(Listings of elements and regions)
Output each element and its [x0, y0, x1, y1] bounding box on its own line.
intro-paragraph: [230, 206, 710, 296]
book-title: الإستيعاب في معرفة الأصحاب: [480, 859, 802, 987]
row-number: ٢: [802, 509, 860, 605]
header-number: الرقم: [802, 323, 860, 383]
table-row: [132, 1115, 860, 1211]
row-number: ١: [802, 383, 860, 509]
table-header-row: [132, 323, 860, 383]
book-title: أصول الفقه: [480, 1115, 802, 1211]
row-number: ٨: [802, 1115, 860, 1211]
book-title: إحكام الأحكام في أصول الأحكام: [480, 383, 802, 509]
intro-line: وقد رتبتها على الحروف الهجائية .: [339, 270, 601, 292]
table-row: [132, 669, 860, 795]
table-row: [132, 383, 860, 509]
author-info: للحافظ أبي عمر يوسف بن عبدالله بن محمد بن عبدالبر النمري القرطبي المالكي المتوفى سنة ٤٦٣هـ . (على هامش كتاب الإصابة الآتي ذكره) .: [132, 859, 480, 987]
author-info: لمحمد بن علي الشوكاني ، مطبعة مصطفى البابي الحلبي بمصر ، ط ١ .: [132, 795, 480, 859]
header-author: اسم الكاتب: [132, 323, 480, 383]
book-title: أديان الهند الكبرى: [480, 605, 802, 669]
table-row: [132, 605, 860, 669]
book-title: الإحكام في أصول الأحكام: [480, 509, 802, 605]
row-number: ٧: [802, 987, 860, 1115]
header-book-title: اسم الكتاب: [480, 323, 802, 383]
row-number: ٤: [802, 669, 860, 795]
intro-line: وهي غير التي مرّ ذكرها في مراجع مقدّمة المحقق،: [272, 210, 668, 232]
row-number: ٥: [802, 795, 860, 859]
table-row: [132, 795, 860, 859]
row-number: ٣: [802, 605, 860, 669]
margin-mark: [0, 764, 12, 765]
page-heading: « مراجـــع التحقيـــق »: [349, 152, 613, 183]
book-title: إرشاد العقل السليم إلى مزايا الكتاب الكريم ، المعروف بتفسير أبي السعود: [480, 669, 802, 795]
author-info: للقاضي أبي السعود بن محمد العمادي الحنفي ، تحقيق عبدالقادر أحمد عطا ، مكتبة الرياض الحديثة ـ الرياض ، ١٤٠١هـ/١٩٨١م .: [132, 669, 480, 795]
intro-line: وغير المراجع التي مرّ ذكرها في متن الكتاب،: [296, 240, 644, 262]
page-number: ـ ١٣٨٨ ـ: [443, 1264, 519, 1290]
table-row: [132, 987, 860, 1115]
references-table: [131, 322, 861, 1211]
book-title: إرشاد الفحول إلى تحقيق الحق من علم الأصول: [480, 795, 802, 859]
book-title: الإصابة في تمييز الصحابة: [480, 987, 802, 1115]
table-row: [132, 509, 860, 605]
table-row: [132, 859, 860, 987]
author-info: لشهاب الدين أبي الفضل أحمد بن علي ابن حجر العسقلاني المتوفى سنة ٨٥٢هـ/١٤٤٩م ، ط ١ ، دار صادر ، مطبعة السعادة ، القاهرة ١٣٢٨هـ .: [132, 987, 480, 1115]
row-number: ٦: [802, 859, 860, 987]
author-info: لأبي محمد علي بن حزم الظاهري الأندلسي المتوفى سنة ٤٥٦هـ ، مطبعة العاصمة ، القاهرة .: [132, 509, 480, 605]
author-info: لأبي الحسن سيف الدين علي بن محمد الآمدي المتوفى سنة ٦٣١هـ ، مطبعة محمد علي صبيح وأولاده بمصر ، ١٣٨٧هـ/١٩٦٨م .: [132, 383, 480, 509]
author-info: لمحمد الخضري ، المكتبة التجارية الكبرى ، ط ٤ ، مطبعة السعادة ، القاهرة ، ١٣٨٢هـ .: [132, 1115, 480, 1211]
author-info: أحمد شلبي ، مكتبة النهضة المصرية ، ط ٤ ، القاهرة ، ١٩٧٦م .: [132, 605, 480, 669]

- Your task:
Select every line of the records containing the word "بمصر" and copy each of those lines in full.

- Task output:
author-info: لمحمد بن علي الشوكاني ، مطبعة مصطفى البابي الحلبي بمصر ، ط ١ .: [132, 795, 480, 859]
author-info: لأبي الحسن سيف الدين علي بن محمد الآمدي المتوفى سنة ٦٣١هـ ، مطبعة محمد علي صبيح وأولاده بمصر ، ١٣٨٧هـ/١٩٦٨م .: [132, 383, 480, 509]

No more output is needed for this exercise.